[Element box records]
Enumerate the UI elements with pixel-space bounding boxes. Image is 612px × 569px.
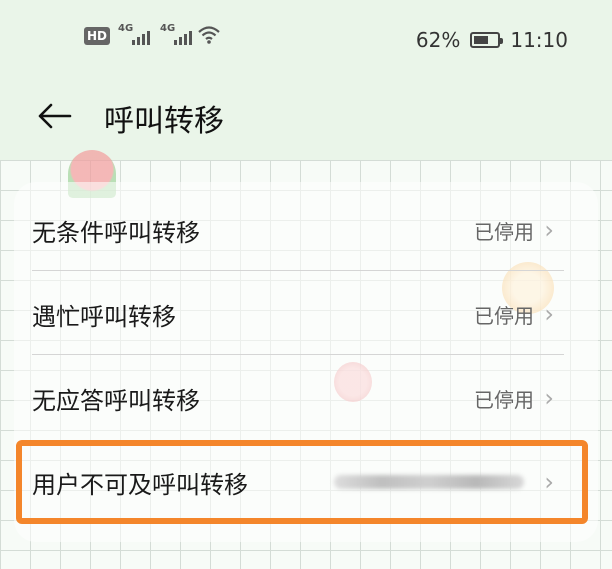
sim1-signal-icon: 4G [118, 23, 151, 45]
app-header: 呼叫转移 [0, 80, 612, 160]
row-status: 已停用 [474, 387, 534, 412]
battery-percent: 62% [415, 28, 461, 52]
row-busy-forward[interactable]: 遇忙呼叫转移 已停用 › [16, 274, 564, 354]
chevron-right-icon: › [544, 300, 554, 328]
back-button[interactable] [30, 92, 78, 140]
chevron-right-icon: › [544, 384, 554, 412]
row-no-answer-forward[interactable]: 无应答呼叫转移 已停用 › [16, 358, 564, 438]
divider [32, 354, 564, 355]
row-label: 遇忙呼叫转移 [32, 302, 176, 331]
row-unconditional-forward[interactable]: 无条件呼叫转移 已停用 › [16, 190, 564, 270]
sim2-network-label: 4G [160, 23, 176, 34]
row-status: 已停用 [474, 219, 534, 244]
chevron-right-icon: › [544, 216, 554, 244]
battery-icon [470, 32, 504, 48]
row-label: 无应答呼叫转移 [32, 386, 200, 415]
status-right: 62% 11:10 [416, 28, 568, 52]
status-left: HD 4G 4G [84, 23, 220, 46]
arrow-left-icon [38, 103, 72, 129]
divider [32, 270, 564, 271]
hd-voice-icon: HD [84, 27, 111, 45]
sim1-network-label: 4G [118, 23, 134, 34]
status-bar: HD 4G 4G 62% 11:10 [0, 0, 612, 80]
page-title: 呼叫转移 [104, 104, 224, 139]
battery-fill [474, 36, 489, 44]
clock: 11:10 [510, 28, 568, 52]
row-label: 无条件呼叫转移 [32, 218, 200, 247]
highlight-box [16, 440, 588, 524]
row-status: 已停用 [474, 303, 534, 328]
wifi-icon [198, 26, 220, 46]
sim2-signal-icon: 4G [160, 23, 193, 45]
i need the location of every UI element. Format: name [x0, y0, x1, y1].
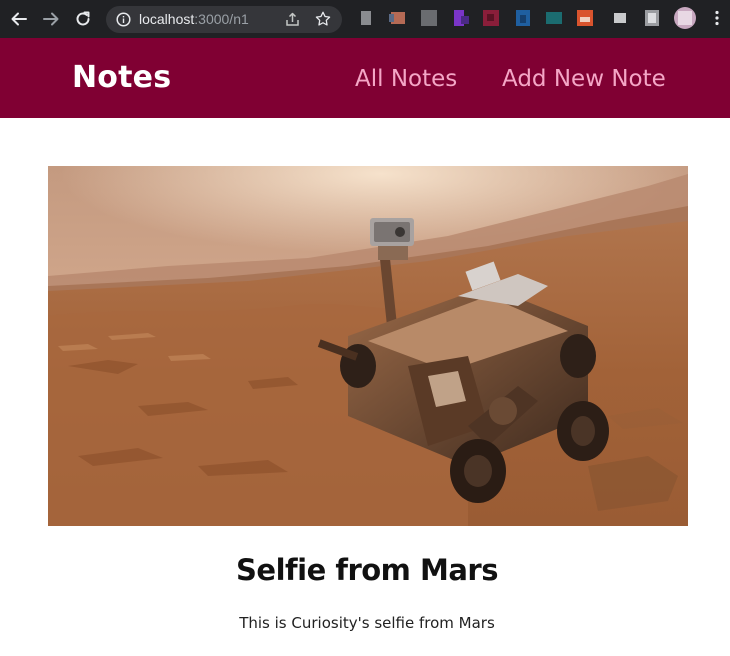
forward-button[interactable] — [40, 8, 62, 30]
nav-add-new-note[interactable]: Add New Note — [502, 66, 666, 92]
note-title: Selfie from Mars — [236, 553, 498, 587]
url-text[interactable]: localhost:3000/n1 — [139, 11, 249, 27]
reload-icon — [74, 10, 92, 28]
extension-icon[interactable] — [420, 9, 438, 27]
extension-icon[interactable] — [643, 9, 661, 27]
note-body: This is Curiosity's selfie from Mars — [239, 614, 495, 632]
address-bar[interactable]: localhost:3000/n1 — [106, 6, 342, 33]
note-image — [48, 166, 688, 526]
nav-all-notes[interactable]: All Notes — [355, 66, 457, 92]
extension-icon[interactable] — [389, 9, 407, 27]
profile-avatar[interactable] — [674, 7, 696, 29]
reload-button[interactable] — [72, 8, 94, 30]
extension-icon[interactable] — [576, 9, 594, 27]
info-icon[interactable] — [116, 12, 131, 31]
extension-icon[interactable] — [482, 9, 500, 27]
arrow-right-icon — [42, 10, 60, 28]
share-icon[interactable] — [284, 11, 301, 32]
brand-logo[interactable]: Notes — [72, 60, 171, 95]
menu-icon[interactable] — [708, 9, 726, 27]
extension-icon[interactable] — [451, 9, 469, 27]
browser-toolbar: localhost:3000/n1 — [0, 0, 730, 38]
extension-icon[interactable] — [514, 9, 532, 27]
arrow-left-icon — [10, 10, 28, 28]
url-path: :3000/n1 — [194, 11, 249, 27]
back-button[interactable] — [8, 8, 30, 30]
url-host: localhost — [139, 11, 195, 27]
star-icon[interactable] — [314, 10, 332, 32]
extension-icon[interactable] — [611, 9, 629, 27]
mars-rover-photo — [48, 166, 688, 526]
extension-icon[interactable] — [357, 9, 375, 27]
extension-icon[interactable] — [545, 9, 563, 27]
site-header: Notes All Notes Add New Note — [0, 38, 730, 118]
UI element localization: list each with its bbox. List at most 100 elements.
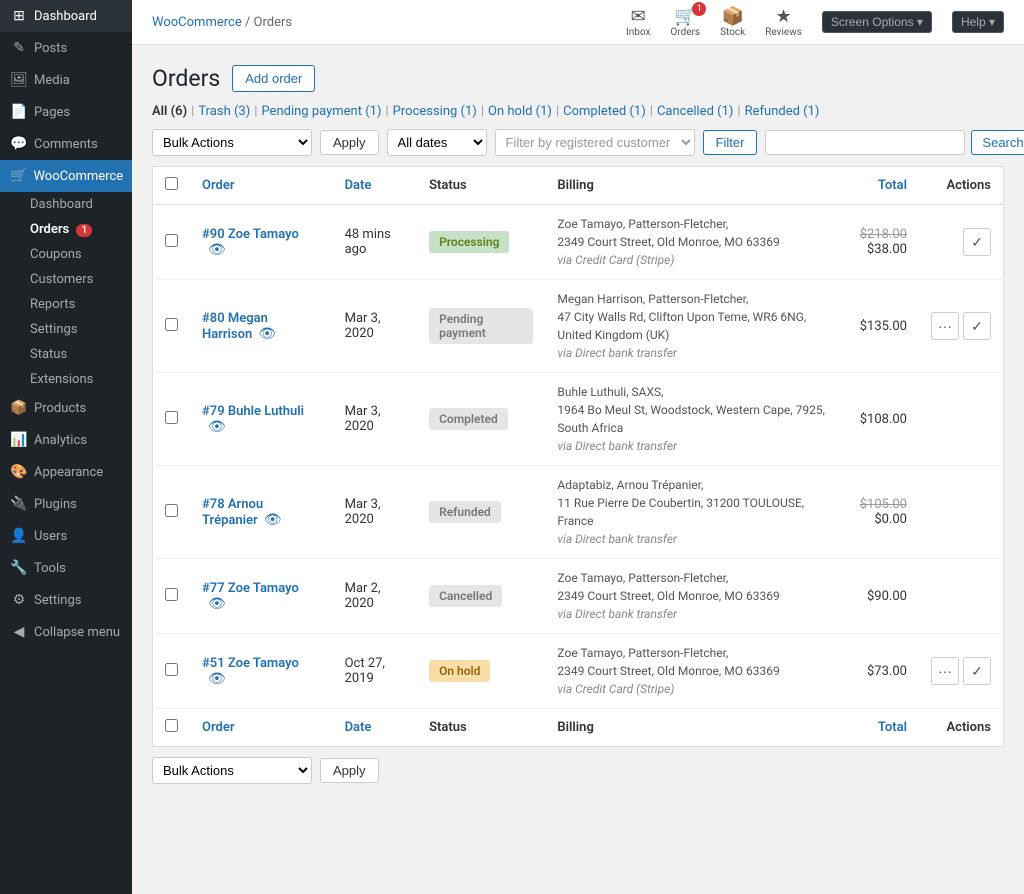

Problem requirements:
Transcribe every line of the material above, leaving out the pictures.

Output:
Enumerate the UI elements with pixel-space bounding boxes. Image is 612px × 569px.
sim1-signal-icon: 4G [118, 23, 151, 45]
app-header: 呼叫转移 [0, 80, 612, 160]
row-status: 已停用 [474, 387, 534, 412]
battery-percent: 62% [415, 28, 461, 52]
row-busy-forward[interactable]: 遇忙呼叫转移 已停用 › [16, 274, 564, 354]
chevron-right-icon: › [544, 300, 554, 328]
back-button[interactable] [30, 92, 78, 140]
chevron-right-icon: › [544, 384, 554, 412]
row-no-answer-forward[interactable]: 无应答呼叫转移 已停用 › [16, 358, 564, 438]
divider [32, 354, 564, 355]
row-label: 遇忙呼叫转移 [32, 302, 176, 331]
row-unconditional-forward[interactable]: 无条件呼叫转移 已停用 › [16, 190, 564, 270]
sim2-network-label: 4G [160, 23, 176, 34]
row-status: 已停用 [474, 219, 534, 244]
chevron-right-icon: › [544, 216, 554, 244]
battery-icon [470, 32, 504, 48]
row-label: 无应答呼叫转移 [32, 386, 200, 415]
status-right: 62% 11:10 [416, 28, 568, 52]
status-left: HD 4G 4G [84, 23, 220, 46]
arrow-left-icon [38, 103, 72, 129]
divider [32, 270, 564, 271]
hd-voice-icon: HD [84, 27, 111, 45]
sim1-network-label: 4G [118, 23, 134, 34]
status-bar: HD 4G 4G 62% 11:10 [0, 0, 612, 80]
page-title: 呼叫转移 [104, 104, 224, 139]
battery-fill [474, 36, 489, 44]
clock: 11:10 [510, 28, 568, 52]
row-label: 无条件呼叫转移 [32, 218, 200, 247]
highlight-box [16, 440, 588, 524]
row-status: 已停用 [474, 303, 534, 328]
wifi-icon [198, 26, 220, 46]
sim2-signal-icon: 4G [160, 23, 193, 45]
i need the location of every UI element. Format: name [x0, y0, x1, y1].
forward-button[interactable] — [40, 8, 62, 30]
nav-add-new-note[interactable]: Add New Note — [502, 66, 666, 92]
note-title: Selfie from Mars — [236, 553, 498, 587]
url-text[interactable]: localhost:3000/n1 — [139, 11, 249, 27]
reload-icon — [74, 10, 92, 28]
extension-icon[interactable] — [420, 9, 438, 27]
extension-icon[interactable] — [643, 9, 661, 27]
note-body: This is Curiosity's selfie from Mars — [239, 614, 495, 632]
address-bar[interactable]: localhost:3000/n1 — [106, 6, 342, 33]
note-image — [48, 166, 688, 526]
nav-all-notes[interactable]: All Notes — [355, 66, 457, 92]
extension-icon[interactable] — [389, 9, 407, 27]
profile-avatar[interactable] — [674, 7, 696, 29]
reload-button[interactable] — [72, 8, 94, 30]
extension-icon[interactable] — [576, 9, 594, 27]
info-icon[interactable] — [116, 12, 131, 31]
extension-icon[interactable] — [482, 9, 500, 27]
arrow-right-icon — [42, 10, 60, 28]
share-icon[interactable] — [284, 11, 301, 32]
brand-logo[interactable]: Notes — [72, 60, 171, 95]
menu-icon[interactable] — [708, 9, 726, 27]
extension-icon[interactable] — [451, 9, 469, 27]
browser-toolbar: localhost:3000/n1 — [0, 0, 730, 38]
extension-icon[interactable] — [514, 9, 532, 27]
arrow-left-icon — [10, 10, 28, 28]
url-path: :3000/n1 — [194, 11, 249, 27]
back-button[interactable] — [8, 8, 30, 30]
url-host: localhost — [139, 11, 195, 27]
star-icon[interactable] — [314, 10, 332, 32]
extension-icon[interactable] — [611, 9, 629, 27]
mars-rover-photo — [48, 166, 688, 526]
extension-icon[interactable] — [357, 9, 375, 27]
extension-icon[interactable] — [545, 9, 563, 27]
site-header: Notes All Notes Add New Note — [0, 38, 730, 118]
UI element localization: list each with its bbox. List at most 100 elements.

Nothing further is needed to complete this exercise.